» **Work to do**
Gather up all lines that carry the word "Gefängnis".

» **Data entries**

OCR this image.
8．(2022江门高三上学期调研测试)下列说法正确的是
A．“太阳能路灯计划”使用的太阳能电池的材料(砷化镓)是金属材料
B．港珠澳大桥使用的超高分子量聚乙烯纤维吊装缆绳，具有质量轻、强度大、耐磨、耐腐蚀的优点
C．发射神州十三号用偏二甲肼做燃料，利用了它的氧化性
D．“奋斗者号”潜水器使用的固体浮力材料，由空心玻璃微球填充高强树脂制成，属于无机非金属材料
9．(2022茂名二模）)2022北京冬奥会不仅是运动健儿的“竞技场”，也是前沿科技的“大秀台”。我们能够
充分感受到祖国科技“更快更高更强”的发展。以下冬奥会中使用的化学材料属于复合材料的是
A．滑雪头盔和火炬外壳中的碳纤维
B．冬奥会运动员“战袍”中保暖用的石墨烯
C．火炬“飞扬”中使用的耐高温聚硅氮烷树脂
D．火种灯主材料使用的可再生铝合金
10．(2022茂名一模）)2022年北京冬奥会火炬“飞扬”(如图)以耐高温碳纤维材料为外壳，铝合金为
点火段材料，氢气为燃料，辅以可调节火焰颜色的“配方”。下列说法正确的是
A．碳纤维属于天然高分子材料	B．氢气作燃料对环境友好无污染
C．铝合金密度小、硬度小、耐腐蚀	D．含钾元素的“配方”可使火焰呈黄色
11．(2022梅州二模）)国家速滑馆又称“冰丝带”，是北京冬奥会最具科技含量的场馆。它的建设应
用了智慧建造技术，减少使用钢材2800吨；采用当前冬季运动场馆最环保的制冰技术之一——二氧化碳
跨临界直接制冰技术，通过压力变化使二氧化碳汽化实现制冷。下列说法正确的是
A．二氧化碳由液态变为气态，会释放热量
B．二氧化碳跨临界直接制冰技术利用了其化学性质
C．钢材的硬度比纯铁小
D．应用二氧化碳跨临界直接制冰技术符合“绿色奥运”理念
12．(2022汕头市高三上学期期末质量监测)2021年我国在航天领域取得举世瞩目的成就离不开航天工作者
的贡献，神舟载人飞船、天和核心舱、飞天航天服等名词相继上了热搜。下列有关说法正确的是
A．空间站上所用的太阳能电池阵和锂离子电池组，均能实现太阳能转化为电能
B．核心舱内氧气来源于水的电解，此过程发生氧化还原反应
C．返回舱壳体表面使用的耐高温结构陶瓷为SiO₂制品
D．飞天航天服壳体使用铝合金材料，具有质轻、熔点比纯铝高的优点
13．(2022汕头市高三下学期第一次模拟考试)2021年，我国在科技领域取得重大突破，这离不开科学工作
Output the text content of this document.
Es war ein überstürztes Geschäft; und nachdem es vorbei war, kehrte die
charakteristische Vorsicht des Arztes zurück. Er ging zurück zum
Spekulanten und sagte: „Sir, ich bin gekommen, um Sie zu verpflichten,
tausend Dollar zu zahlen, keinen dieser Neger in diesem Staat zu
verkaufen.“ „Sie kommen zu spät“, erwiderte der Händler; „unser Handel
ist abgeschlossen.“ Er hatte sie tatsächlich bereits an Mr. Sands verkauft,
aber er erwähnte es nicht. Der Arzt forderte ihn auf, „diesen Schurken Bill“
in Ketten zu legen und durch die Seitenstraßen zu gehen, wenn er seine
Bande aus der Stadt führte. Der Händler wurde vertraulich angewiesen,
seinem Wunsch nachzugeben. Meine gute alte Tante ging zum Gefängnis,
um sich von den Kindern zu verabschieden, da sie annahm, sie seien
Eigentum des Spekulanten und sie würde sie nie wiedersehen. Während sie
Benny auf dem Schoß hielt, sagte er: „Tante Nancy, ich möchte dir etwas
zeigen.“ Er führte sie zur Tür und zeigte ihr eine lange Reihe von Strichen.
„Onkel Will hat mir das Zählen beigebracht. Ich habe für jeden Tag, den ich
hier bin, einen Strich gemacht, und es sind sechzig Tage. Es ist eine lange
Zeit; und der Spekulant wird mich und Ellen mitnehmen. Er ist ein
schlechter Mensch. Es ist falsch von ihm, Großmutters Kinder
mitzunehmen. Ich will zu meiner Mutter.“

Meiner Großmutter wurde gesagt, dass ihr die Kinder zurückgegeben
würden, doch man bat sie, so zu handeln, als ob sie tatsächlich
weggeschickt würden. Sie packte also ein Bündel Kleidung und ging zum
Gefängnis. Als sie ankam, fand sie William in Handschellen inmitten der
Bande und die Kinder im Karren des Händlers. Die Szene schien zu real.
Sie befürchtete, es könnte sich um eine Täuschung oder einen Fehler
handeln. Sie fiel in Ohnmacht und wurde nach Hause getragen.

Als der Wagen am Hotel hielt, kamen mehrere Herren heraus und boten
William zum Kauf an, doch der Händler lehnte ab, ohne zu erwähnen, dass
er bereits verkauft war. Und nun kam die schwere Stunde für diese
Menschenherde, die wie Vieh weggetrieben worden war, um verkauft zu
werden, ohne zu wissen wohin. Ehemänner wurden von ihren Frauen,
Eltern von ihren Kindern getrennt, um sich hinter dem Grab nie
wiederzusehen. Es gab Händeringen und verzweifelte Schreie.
---
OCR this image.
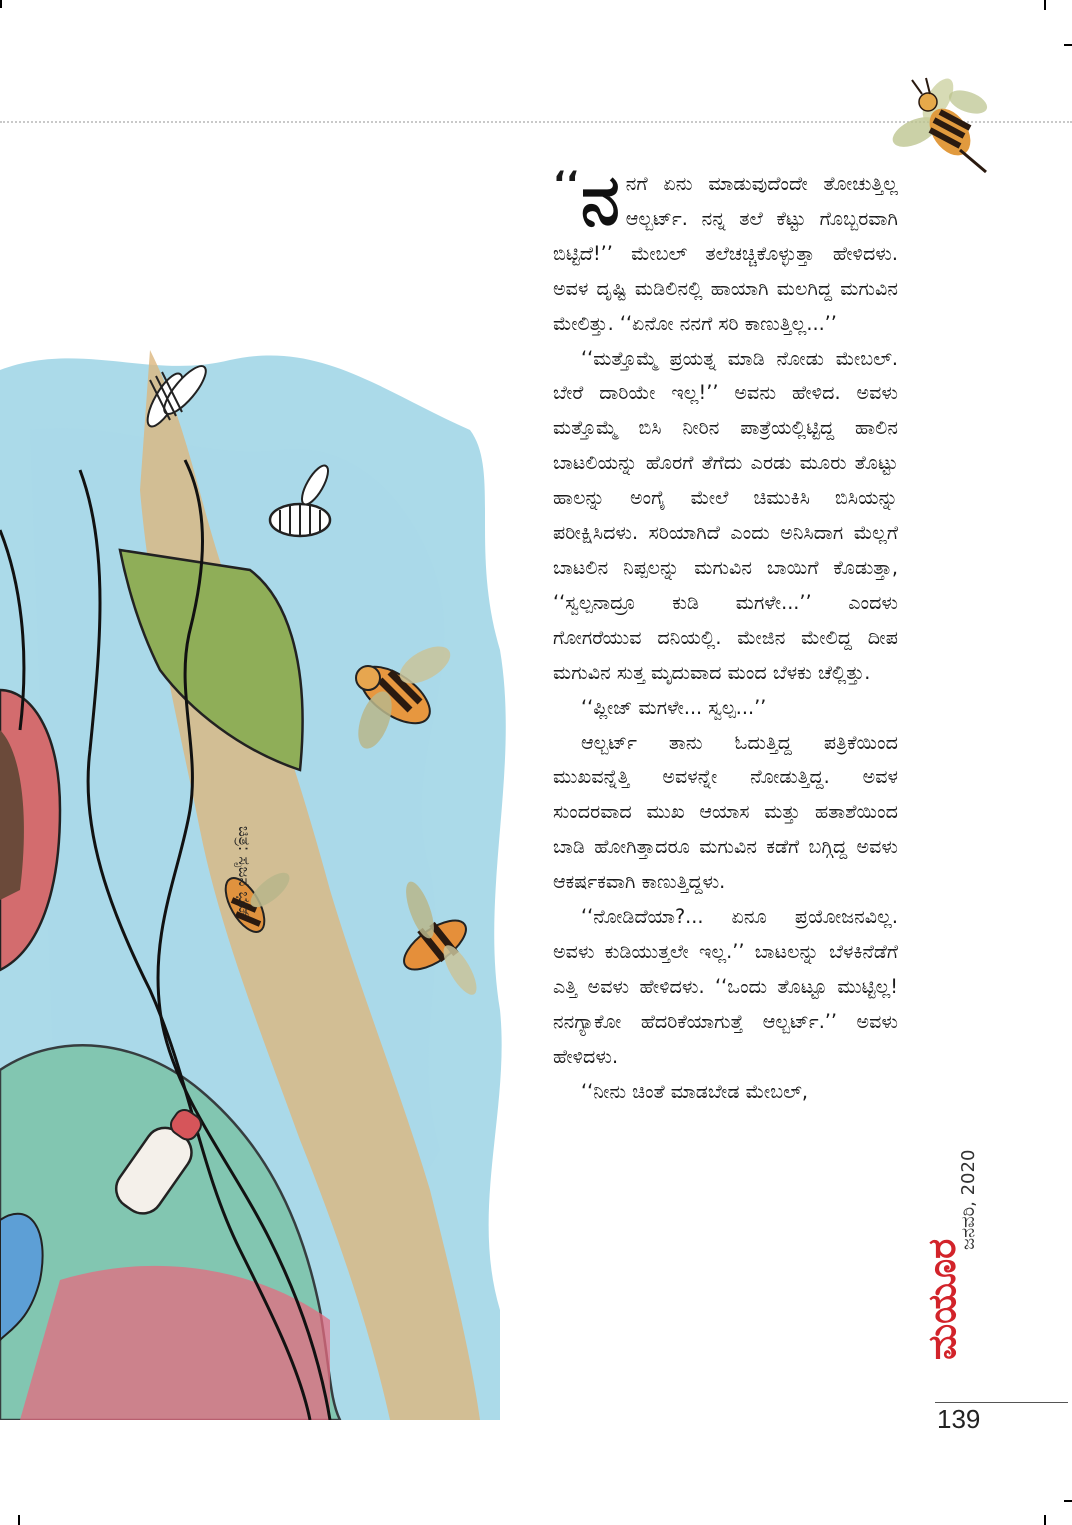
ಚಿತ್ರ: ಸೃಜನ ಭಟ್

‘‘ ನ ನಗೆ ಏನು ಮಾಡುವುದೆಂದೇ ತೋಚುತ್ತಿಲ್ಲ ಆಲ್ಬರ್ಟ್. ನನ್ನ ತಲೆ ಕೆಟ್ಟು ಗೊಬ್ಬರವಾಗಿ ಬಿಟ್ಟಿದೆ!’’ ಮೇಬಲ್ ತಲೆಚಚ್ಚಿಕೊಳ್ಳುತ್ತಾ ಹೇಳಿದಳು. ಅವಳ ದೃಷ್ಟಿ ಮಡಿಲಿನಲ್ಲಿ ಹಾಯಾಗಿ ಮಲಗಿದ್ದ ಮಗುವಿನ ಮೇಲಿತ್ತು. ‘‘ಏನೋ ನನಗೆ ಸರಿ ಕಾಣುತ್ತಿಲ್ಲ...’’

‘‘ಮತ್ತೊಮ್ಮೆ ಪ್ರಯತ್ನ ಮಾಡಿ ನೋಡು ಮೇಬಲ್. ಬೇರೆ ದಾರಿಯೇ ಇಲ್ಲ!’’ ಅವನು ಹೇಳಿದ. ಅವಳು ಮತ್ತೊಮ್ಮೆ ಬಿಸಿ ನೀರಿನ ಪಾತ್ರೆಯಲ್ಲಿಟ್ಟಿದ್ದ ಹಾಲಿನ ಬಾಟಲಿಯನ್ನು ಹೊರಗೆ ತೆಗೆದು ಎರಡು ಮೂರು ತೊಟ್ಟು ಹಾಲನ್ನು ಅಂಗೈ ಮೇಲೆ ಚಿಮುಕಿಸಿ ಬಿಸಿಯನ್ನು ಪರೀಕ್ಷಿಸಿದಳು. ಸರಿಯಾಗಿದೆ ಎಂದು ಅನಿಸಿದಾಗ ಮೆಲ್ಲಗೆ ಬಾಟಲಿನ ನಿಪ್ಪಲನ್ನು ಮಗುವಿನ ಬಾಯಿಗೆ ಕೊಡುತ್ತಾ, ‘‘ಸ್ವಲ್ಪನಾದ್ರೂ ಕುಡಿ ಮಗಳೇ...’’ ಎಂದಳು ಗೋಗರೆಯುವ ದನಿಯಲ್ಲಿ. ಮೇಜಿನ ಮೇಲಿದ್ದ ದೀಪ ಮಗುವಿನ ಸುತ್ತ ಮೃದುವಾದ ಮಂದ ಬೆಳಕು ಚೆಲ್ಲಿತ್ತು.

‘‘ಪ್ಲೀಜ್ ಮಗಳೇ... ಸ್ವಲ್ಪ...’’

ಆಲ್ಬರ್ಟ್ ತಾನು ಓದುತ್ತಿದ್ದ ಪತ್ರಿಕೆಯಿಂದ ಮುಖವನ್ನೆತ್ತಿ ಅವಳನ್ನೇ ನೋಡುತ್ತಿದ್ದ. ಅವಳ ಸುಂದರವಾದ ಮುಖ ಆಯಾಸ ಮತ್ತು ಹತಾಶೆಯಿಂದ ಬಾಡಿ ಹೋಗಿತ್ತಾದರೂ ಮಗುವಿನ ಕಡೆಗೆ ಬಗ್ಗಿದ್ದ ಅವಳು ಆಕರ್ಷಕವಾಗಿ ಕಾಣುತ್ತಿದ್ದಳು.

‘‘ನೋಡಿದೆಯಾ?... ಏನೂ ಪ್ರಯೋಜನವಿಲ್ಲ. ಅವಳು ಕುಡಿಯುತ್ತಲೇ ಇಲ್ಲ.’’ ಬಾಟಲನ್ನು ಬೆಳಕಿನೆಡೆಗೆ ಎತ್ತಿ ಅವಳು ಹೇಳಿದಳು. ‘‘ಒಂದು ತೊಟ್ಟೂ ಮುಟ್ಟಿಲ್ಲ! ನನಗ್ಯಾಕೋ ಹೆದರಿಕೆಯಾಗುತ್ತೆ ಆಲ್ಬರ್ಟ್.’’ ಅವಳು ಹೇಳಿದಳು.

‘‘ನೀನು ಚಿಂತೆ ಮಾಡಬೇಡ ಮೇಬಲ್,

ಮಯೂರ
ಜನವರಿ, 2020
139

» **Reply**
seinem Wunsch nachzugeben. Meine gute alte Tante ging zum Gefängnis,
Gefängnis. Als sie ankam, fand sie William in Handschellen inmitten der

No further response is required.